== Segment start ==
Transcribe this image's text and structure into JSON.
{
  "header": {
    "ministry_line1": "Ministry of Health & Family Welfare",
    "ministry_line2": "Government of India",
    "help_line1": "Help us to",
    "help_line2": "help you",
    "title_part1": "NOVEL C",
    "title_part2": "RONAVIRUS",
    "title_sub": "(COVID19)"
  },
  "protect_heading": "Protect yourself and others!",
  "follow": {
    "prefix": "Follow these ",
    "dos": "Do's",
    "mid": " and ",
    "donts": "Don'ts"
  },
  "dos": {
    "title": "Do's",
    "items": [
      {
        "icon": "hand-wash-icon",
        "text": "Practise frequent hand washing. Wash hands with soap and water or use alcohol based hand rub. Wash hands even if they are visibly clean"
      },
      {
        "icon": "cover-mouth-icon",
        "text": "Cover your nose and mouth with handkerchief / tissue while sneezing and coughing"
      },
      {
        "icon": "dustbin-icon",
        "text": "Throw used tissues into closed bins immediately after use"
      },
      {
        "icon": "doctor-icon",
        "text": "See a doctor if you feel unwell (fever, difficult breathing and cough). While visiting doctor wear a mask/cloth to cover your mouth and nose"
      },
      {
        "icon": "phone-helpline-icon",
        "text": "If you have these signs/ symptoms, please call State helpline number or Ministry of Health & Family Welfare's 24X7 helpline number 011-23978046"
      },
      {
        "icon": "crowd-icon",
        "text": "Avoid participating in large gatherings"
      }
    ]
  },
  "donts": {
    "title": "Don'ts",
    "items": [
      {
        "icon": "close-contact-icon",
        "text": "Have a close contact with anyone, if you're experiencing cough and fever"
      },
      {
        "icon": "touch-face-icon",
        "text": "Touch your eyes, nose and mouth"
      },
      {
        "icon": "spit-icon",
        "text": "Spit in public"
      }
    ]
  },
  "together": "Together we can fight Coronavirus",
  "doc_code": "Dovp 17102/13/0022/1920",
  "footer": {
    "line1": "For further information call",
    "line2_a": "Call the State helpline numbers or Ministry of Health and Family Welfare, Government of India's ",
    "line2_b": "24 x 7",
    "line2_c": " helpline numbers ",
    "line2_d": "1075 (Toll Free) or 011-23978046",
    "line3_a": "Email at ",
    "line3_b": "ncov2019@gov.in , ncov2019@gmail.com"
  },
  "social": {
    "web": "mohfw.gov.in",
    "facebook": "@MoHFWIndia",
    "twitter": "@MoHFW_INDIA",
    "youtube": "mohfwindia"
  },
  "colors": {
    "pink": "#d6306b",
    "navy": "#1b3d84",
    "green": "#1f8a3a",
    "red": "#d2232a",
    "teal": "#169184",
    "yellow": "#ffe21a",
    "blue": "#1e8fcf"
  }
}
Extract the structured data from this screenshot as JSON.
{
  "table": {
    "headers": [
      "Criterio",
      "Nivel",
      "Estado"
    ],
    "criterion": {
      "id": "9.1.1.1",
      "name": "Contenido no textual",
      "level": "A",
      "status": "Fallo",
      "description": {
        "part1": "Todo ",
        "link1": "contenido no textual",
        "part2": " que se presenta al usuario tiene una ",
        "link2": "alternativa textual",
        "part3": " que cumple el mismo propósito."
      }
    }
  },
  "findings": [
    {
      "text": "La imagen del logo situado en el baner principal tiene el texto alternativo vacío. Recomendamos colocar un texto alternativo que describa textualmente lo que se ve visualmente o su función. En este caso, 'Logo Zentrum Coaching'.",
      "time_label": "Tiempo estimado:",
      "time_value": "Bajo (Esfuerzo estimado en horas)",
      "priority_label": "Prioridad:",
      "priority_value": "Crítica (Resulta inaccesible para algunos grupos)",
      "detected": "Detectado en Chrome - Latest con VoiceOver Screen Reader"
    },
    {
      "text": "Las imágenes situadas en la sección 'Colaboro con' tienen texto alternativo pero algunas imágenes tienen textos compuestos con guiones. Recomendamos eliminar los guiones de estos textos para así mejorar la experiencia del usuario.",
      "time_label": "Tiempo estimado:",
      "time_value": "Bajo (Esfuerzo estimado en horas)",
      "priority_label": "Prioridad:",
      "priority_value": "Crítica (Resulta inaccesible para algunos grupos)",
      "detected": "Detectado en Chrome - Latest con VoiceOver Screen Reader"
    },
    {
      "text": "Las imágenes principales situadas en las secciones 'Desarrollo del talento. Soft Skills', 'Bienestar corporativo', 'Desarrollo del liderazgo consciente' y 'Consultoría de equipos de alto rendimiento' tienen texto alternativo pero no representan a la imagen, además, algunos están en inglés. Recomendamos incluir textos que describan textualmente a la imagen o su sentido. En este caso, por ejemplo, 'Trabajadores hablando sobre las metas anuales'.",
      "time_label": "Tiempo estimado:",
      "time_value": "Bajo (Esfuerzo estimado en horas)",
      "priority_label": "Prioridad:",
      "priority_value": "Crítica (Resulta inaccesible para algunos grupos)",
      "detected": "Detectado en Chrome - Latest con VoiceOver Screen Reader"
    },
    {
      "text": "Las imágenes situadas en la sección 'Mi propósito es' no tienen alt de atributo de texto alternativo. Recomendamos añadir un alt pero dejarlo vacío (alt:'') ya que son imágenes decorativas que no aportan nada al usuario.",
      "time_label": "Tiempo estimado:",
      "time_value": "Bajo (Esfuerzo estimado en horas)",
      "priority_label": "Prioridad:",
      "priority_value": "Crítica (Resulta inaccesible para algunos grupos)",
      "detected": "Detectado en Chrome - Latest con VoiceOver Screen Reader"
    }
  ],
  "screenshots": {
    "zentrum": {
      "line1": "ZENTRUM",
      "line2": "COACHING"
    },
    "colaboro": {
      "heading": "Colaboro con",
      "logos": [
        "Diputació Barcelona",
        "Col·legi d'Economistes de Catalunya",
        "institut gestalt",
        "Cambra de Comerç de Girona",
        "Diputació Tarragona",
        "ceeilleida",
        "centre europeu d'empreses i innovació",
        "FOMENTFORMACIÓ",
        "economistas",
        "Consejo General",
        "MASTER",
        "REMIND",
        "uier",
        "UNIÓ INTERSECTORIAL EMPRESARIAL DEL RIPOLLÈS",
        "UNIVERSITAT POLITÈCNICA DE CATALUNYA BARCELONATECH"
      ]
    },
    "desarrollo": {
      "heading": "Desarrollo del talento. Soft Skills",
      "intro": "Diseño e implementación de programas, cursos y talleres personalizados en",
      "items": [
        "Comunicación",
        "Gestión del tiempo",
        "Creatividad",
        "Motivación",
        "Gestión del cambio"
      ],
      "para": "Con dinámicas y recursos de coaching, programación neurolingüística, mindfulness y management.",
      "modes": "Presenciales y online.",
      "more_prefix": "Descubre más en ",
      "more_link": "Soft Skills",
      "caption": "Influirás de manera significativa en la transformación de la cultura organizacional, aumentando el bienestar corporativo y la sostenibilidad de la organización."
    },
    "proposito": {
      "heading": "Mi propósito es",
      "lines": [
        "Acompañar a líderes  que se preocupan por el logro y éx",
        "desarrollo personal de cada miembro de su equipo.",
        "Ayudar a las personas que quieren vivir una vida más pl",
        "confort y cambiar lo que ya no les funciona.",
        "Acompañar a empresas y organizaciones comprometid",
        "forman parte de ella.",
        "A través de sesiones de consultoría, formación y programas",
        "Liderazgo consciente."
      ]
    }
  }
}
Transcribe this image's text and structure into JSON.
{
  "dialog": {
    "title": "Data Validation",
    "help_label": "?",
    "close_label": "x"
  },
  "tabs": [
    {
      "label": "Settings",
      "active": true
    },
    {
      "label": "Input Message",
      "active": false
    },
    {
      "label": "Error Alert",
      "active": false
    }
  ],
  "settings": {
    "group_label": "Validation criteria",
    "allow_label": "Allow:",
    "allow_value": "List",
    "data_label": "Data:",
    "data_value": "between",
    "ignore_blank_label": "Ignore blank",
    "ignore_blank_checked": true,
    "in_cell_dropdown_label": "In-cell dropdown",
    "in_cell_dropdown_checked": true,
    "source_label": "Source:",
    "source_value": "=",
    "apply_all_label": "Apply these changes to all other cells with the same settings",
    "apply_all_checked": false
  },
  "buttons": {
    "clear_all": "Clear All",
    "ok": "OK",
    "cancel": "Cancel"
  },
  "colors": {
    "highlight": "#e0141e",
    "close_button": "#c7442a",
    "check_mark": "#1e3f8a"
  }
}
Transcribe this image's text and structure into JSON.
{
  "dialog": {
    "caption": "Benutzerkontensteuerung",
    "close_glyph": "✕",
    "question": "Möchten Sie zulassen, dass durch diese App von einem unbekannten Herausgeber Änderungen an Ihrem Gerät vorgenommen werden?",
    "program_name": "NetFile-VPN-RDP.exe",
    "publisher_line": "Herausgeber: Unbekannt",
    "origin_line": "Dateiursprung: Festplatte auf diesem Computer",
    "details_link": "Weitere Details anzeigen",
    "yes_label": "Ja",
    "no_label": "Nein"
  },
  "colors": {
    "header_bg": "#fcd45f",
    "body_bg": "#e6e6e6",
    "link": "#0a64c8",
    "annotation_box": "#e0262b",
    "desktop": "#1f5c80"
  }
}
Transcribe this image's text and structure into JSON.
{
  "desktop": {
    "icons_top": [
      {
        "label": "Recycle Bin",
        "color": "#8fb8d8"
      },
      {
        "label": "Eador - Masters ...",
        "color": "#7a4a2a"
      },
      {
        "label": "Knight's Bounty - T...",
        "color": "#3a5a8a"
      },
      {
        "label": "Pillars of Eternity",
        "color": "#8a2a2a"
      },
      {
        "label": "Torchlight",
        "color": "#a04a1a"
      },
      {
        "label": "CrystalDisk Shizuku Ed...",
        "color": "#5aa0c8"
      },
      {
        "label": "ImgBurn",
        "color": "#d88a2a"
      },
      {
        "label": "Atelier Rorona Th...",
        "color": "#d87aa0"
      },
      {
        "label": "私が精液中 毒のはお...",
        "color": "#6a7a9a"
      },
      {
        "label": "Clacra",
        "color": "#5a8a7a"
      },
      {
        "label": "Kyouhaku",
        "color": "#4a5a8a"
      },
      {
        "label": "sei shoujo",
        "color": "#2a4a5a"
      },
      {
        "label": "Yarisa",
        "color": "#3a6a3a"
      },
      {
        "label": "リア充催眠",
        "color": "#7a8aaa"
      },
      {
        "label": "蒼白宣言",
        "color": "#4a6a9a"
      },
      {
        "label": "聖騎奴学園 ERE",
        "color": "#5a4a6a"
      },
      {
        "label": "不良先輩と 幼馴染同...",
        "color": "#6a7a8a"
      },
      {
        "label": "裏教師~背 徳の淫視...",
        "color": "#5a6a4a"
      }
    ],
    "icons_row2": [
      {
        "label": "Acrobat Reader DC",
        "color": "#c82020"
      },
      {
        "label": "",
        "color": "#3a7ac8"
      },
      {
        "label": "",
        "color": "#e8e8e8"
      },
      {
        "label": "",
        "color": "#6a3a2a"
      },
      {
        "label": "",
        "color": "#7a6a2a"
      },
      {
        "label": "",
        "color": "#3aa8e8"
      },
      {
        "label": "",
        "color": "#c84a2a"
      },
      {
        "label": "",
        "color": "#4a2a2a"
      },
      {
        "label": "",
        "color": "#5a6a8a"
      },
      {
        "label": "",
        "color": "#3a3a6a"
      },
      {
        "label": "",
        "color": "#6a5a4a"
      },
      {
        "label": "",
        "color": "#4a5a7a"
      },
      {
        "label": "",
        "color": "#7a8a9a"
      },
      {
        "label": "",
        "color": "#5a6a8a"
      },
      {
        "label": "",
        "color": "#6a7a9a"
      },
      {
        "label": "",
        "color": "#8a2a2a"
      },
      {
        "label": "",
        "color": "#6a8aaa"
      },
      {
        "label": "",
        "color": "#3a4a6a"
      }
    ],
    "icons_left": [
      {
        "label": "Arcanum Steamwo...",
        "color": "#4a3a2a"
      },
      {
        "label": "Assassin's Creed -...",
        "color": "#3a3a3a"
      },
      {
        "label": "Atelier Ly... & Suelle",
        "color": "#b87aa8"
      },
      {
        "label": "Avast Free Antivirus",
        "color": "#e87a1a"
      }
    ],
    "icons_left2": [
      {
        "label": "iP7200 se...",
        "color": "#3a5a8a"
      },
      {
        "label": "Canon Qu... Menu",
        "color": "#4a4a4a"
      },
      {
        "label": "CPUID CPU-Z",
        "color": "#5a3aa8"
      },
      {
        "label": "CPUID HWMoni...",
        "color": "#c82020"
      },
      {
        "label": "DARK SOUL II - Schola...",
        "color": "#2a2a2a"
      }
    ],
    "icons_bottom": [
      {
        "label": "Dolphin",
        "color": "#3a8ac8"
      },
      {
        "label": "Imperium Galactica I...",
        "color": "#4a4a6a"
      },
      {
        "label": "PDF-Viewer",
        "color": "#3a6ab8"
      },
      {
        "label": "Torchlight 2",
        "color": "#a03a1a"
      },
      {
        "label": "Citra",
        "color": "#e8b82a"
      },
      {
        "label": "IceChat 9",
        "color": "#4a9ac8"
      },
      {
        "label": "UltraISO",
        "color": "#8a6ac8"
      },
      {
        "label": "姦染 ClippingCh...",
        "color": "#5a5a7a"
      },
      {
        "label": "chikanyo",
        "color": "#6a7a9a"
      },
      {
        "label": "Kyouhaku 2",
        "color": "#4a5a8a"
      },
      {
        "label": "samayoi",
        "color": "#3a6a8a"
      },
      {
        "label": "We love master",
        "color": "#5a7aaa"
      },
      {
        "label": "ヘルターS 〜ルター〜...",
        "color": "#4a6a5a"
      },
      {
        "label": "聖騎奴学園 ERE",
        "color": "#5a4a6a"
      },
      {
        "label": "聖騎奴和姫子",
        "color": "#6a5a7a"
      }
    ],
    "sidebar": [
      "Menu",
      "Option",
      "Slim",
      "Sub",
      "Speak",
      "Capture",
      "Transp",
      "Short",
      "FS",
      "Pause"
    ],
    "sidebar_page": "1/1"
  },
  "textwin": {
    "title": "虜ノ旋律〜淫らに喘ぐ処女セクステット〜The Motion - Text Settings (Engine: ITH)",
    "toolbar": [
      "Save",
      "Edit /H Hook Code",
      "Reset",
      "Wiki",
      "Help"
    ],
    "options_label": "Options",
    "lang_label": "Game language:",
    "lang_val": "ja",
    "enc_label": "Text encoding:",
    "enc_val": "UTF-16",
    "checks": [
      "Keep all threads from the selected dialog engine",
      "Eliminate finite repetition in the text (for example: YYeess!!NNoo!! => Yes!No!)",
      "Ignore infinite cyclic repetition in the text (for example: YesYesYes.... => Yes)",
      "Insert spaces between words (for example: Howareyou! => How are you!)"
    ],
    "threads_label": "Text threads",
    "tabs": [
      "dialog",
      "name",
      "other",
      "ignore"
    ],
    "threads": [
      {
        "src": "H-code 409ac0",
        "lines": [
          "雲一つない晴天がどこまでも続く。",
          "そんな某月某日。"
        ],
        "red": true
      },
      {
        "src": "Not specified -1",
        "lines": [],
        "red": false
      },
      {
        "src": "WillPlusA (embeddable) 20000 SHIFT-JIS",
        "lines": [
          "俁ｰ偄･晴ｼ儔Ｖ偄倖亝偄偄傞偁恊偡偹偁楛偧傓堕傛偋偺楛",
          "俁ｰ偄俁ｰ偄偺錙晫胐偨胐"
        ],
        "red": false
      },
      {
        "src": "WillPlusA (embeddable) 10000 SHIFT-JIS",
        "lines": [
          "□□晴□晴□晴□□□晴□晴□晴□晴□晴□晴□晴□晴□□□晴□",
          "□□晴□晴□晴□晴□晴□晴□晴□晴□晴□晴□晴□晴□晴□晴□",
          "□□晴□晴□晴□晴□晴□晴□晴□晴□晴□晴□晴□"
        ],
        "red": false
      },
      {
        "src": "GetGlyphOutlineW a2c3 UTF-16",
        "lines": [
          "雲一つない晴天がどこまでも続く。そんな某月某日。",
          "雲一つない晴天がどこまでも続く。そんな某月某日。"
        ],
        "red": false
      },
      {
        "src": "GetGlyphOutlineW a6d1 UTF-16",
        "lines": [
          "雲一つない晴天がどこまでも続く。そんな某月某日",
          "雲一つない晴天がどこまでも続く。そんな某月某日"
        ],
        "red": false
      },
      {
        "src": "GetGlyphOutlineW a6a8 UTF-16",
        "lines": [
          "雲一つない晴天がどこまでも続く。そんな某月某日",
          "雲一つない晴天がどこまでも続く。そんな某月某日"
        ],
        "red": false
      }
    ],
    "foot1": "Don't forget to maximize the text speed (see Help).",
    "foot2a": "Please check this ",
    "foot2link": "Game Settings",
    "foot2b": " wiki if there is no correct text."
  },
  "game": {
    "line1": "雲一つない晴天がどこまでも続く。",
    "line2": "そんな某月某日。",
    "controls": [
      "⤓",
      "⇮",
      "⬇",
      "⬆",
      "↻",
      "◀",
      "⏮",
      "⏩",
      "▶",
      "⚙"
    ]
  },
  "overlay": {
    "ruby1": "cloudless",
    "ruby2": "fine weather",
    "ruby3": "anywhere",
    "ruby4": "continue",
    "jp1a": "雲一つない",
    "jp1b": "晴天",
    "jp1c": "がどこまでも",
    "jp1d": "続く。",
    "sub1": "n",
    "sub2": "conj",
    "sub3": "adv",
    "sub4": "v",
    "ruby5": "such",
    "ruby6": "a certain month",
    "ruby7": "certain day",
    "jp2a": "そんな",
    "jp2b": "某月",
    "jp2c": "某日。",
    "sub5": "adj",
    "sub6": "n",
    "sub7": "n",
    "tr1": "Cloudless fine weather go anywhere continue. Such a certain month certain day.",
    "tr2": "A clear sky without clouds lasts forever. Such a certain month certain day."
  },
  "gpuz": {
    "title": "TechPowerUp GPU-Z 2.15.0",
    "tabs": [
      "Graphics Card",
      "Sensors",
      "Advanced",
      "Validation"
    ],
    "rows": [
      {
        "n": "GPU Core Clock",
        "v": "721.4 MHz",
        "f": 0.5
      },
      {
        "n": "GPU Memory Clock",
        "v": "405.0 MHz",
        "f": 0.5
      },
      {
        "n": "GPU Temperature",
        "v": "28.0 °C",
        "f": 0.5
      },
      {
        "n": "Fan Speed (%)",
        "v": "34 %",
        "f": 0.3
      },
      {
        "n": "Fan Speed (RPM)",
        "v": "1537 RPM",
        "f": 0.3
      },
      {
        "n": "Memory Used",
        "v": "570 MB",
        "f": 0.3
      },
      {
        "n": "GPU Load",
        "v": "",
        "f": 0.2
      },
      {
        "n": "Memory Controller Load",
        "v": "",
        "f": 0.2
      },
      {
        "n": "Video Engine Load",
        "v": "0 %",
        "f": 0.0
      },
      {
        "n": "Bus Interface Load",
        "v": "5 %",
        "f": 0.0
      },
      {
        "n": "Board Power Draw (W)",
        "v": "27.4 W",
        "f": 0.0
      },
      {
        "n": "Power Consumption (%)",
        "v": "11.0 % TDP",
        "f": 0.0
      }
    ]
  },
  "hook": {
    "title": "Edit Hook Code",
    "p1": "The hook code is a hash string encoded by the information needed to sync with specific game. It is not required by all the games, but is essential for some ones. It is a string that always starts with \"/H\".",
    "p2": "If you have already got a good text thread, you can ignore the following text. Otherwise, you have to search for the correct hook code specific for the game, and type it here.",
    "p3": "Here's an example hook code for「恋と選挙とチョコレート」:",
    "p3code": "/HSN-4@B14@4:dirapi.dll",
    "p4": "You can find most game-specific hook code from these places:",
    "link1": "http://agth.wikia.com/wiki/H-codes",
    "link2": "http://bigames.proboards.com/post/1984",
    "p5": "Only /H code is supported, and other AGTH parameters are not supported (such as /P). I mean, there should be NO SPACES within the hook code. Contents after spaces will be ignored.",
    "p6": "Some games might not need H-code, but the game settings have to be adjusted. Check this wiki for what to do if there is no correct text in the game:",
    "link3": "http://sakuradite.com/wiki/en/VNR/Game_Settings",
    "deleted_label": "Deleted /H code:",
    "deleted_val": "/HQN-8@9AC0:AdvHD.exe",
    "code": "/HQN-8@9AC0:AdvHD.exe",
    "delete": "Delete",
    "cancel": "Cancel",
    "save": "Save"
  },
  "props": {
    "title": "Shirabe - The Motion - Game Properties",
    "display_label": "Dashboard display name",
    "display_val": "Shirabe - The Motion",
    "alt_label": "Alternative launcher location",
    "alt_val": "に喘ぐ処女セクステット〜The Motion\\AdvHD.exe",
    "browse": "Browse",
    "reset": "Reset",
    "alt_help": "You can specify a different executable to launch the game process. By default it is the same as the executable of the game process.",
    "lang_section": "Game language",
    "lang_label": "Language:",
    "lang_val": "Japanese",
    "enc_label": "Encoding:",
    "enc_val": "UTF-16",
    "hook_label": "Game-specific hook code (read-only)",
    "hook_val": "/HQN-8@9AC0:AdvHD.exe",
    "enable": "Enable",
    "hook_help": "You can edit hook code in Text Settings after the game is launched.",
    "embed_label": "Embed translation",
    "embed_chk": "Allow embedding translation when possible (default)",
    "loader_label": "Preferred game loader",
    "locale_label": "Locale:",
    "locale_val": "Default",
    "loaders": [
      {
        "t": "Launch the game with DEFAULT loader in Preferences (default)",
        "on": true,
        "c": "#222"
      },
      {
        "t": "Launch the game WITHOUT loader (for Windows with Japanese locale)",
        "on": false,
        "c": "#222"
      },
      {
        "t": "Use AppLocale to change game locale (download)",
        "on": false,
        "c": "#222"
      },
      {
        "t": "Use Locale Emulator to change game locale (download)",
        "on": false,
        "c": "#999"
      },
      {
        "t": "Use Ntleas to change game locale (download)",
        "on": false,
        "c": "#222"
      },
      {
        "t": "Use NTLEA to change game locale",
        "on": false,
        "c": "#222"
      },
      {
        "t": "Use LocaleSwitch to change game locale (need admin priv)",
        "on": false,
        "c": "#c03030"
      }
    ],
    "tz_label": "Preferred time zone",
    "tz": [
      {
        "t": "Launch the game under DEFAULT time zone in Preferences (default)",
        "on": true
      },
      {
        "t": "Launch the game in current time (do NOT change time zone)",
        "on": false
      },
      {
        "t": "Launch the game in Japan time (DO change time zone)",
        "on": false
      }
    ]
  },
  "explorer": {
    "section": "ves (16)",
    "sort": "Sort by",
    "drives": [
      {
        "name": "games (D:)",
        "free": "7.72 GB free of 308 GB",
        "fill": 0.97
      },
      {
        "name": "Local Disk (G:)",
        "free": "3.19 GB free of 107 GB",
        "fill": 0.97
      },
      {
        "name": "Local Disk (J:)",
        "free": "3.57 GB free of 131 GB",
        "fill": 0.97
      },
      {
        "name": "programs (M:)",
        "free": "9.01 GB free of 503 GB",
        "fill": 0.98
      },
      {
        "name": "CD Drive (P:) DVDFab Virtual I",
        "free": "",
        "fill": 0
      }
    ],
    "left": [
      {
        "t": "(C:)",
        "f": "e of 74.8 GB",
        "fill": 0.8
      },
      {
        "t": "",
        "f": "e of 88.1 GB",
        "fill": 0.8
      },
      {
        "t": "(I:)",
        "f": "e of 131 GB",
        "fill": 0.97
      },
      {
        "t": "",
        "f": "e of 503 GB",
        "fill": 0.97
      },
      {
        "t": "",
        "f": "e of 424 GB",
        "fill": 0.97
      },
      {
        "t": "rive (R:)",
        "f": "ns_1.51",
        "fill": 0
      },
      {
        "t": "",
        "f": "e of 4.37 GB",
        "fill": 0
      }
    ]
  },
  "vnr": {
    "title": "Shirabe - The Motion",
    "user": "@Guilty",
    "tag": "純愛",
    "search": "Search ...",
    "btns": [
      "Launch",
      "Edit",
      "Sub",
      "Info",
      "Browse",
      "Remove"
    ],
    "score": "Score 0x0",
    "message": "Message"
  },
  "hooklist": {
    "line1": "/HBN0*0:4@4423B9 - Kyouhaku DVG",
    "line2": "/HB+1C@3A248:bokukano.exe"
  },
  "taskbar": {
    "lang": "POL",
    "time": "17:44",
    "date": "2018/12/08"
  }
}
== Segment end ==
Among the records, find the lines that contain "download" and copy each of them.

Expected answer:
        "t": "Use AppLocale to change game locale (download)",
        "t": "Use Locale Emulator to change game locale (download)",
        "t": "Use Ntleas to change game locale (download)",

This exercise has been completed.